Dataset rows
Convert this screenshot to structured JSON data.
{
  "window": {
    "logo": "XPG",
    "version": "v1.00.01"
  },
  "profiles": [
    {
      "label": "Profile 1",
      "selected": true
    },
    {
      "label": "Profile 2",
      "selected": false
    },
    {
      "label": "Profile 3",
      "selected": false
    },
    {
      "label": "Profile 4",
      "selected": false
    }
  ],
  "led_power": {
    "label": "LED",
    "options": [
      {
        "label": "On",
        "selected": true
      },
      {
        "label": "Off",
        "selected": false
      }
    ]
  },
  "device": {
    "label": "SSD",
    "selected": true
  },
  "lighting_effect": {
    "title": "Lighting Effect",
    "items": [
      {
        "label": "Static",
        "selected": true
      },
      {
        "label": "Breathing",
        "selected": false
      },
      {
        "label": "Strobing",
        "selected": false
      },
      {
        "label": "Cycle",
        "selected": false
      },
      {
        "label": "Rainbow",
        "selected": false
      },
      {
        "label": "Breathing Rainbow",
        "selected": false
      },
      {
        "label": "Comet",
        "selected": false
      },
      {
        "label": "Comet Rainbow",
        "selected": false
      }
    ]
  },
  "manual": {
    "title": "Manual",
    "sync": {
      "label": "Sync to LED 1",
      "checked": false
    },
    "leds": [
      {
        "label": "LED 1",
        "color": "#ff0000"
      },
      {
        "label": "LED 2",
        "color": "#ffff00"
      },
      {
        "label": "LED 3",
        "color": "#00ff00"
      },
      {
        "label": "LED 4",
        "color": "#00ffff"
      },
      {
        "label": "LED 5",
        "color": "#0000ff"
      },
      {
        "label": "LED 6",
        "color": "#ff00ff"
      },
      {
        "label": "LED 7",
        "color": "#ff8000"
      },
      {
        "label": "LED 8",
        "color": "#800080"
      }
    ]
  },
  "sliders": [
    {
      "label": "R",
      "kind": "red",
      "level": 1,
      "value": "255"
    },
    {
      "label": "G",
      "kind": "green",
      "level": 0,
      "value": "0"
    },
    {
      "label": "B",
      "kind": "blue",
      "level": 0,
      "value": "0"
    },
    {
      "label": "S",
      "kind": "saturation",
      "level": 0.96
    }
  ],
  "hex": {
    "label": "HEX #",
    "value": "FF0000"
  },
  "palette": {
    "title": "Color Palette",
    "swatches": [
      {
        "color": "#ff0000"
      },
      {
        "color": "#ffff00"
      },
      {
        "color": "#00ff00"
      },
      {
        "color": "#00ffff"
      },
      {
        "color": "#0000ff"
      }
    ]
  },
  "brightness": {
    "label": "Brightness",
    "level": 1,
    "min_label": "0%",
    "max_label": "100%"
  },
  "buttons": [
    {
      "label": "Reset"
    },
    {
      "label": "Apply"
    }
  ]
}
* * *
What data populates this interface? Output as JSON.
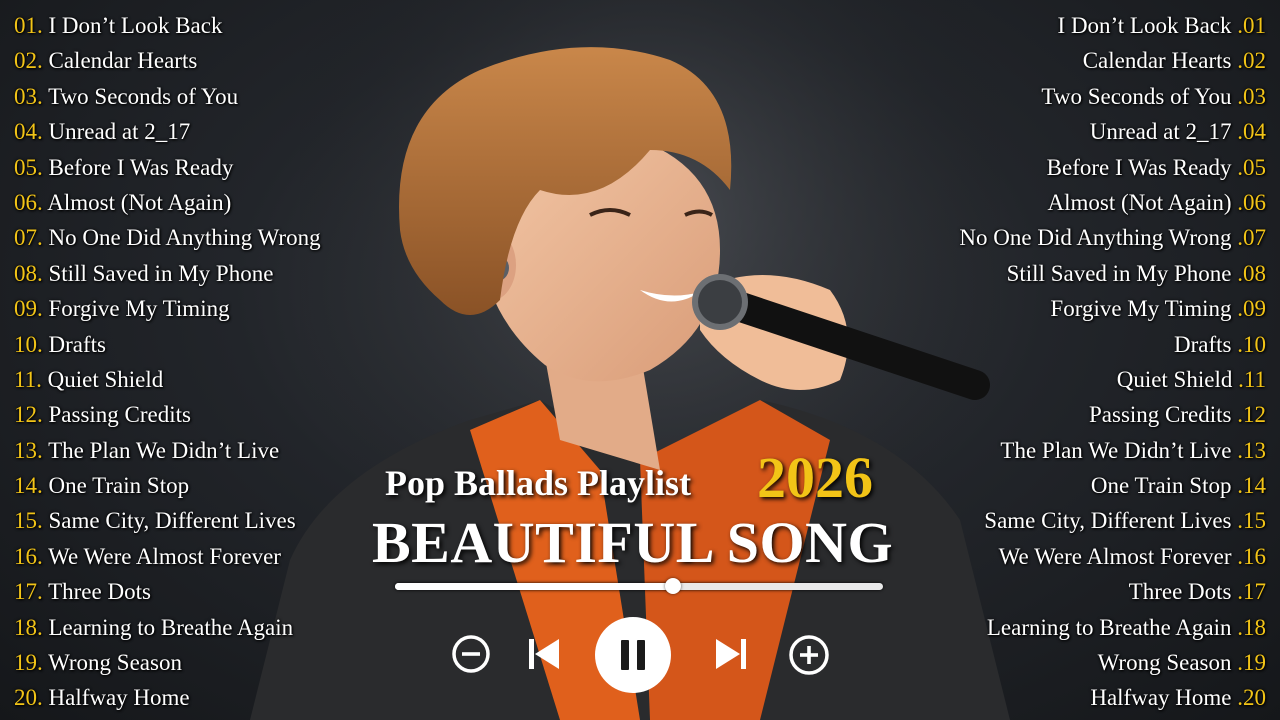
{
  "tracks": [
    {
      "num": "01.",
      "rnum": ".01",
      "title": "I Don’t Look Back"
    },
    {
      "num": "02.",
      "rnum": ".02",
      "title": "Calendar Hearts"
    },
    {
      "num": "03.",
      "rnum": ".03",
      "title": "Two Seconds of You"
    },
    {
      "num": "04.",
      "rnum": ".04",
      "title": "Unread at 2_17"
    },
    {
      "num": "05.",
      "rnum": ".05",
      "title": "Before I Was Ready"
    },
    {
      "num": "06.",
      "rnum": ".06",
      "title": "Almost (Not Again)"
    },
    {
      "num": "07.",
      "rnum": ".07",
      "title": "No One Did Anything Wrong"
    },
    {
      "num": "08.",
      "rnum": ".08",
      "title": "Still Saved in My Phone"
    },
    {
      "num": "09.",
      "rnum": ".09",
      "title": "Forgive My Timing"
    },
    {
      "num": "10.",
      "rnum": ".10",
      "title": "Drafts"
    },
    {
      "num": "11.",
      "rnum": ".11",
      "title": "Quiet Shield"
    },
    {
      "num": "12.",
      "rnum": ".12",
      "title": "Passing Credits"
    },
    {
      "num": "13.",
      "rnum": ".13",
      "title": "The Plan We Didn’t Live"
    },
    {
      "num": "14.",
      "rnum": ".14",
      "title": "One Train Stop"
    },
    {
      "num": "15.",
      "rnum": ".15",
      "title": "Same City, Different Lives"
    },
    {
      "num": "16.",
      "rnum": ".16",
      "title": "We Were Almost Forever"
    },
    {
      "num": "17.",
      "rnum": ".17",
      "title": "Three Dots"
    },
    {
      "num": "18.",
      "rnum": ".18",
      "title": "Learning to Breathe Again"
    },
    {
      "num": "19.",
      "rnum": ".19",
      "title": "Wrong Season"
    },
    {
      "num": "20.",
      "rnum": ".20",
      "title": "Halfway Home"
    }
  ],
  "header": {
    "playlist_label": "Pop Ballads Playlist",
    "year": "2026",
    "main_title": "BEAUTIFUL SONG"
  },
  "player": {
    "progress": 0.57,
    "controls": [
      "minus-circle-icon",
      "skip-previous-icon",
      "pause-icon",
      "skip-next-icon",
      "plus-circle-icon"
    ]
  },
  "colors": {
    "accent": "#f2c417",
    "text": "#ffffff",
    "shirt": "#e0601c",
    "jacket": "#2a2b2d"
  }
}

Exercise aim
In the records above, how many lines contain the word "Wrong"? Give the number alone.

Finished exercise
2